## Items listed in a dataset
* start *

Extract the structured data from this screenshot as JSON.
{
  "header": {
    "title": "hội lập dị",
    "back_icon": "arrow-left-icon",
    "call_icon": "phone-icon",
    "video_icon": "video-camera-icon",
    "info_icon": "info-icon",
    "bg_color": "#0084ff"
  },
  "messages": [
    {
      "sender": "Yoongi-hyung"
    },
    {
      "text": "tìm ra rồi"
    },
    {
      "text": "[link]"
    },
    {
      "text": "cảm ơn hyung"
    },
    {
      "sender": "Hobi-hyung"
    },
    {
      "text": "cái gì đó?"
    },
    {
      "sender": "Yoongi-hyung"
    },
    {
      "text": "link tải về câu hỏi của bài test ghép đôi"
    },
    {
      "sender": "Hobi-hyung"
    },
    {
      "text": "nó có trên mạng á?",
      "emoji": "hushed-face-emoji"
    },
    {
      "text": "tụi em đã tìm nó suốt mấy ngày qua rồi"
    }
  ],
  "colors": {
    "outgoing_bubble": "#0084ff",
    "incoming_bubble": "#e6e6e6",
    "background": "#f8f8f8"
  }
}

* end *

## What to work on
Reproduce the material above, every line of it, exactly.

## Written solution
Extract the structured data from this screenshot as JSON.
{
  "header": {
    "title": "hội lập dị",
    "back_icon": "arrow-left-icon",
    "call_icon": "phone-icon",
    "video_icon": "video-camera-icon",
    "info_icon": "info-icon",
    "bg_color": "#0084ff"
  },
  "messages": [
    {
      "sender": "Yoongi-hyung"
    },
    {
      "text": "tìm ra rồi"
    },
    {
      "text": "[link]"
    },
    {
      "text": "cảm ơn hyung"
    },
    {
      "sender": "Hobi-hyung"
    },
    {
      "text": "cái gì đó?"
    },
    {
      "sender": "Yoongi-hyung"
    },
    {
      "text": "link tải về câu hỏi của bài test ghép đôi"
    },
    {
      "sender": "Hobi-hyung"
    },
    {
      "text": "nó có trên mạng á?",
      "emoji": "hushed-face-emoji"
    },
    {
      "text": "tụi em đã tìm nó suốt mấy ngày qua rồi"
    }
  ],
  "colors": {
    "outgoing_bubble": "#0084ff",
    "incoming_bubble": "#e6e6e6",
    "background": "#f8f8f8"
  }
}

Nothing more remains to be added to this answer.